» **Job**:
In the material below, list every line carrying the string "little".
═══ Supplied material ═══
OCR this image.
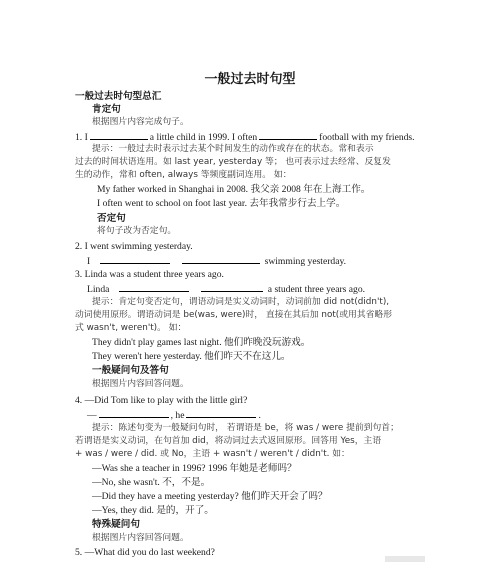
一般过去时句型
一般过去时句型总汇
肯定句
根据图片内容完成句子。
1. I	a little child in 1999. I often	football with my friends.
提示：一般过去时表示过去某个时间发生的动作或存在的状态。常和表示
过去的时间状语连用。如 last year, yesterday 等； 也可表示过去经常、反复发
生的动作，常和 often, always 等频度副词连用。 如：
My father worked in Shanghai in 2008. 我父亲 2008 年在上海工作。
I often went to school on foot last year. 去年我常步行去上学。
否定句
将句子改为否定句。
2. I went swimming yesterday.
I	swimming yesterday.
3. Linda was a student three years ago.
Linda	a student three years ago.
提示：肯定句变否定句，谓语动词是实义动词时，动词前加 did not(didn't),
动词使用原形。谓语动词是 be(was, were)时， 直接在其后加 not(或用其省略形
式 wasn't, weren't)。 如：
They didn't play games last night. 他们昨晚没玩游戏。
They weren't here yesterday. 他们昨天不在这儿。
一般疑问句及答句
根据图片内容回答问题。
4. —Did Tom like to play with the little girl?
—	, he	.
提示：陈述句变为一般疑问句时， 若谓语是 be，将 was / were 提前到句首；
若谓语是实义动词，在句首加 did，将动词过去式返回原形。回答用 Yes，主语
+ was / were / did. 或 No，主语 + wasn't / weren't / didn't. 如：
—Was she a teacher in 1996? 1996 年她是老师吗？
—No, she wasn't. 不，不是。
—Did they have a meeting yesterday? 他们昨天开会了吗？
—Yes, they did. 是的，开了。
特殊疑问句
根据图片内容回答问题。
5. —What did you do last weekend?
═══
═══ Supplied material ═══
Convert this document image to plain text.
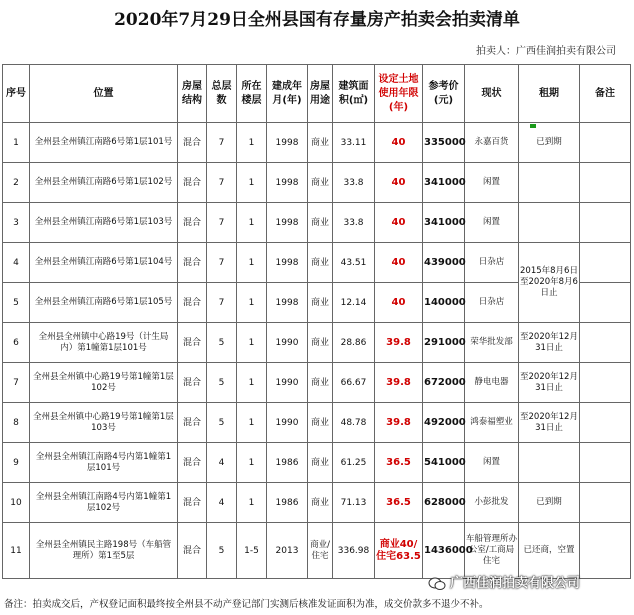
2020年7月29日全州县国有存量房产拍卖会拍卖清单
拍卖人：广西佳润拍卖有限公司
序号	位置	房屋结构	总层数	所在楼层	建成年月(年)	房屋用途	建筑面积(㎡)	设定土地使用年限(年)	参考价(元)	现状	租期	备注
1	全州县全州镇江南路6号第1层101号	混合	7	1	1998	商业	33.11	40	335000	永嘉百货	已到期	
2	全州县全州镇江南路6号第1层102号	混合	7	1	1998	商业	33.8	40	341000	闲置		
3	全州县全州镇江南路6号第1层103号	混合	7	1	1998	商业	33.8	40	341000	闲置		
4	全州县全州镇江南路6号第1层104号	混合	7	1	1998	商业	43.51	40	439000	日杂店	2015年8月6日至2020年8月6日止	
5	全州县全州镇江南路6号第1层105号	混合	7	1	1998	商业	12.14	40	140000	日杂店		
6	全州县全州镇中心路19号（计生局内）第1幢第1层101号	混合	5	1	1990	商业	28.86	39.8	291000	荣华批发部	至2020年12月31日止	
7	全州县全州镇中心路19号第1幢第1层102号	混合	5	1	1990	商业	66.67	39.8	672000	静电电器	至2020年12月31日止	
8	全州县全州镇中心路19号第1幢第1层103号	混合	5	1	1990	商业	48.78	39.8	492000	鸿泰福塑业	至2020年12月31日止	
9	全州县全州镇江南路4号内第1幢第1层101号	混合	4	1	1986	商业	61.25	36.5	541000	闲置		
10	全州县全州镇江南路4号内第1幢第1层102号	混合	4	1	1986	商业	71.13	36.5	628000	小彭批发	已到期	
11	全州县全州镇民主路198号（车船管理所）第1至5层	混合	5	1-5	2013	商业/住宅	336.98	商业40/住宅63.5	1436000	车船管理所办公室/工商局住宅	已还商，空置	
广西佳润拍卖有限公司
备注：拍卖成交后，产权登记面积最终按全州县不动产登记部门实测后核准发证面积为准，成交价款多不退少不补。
═══
» **Exercise solution**:
1. I	a little child in 1999. I often	football with my friends.
4. —Did Tom like to play with the little girl?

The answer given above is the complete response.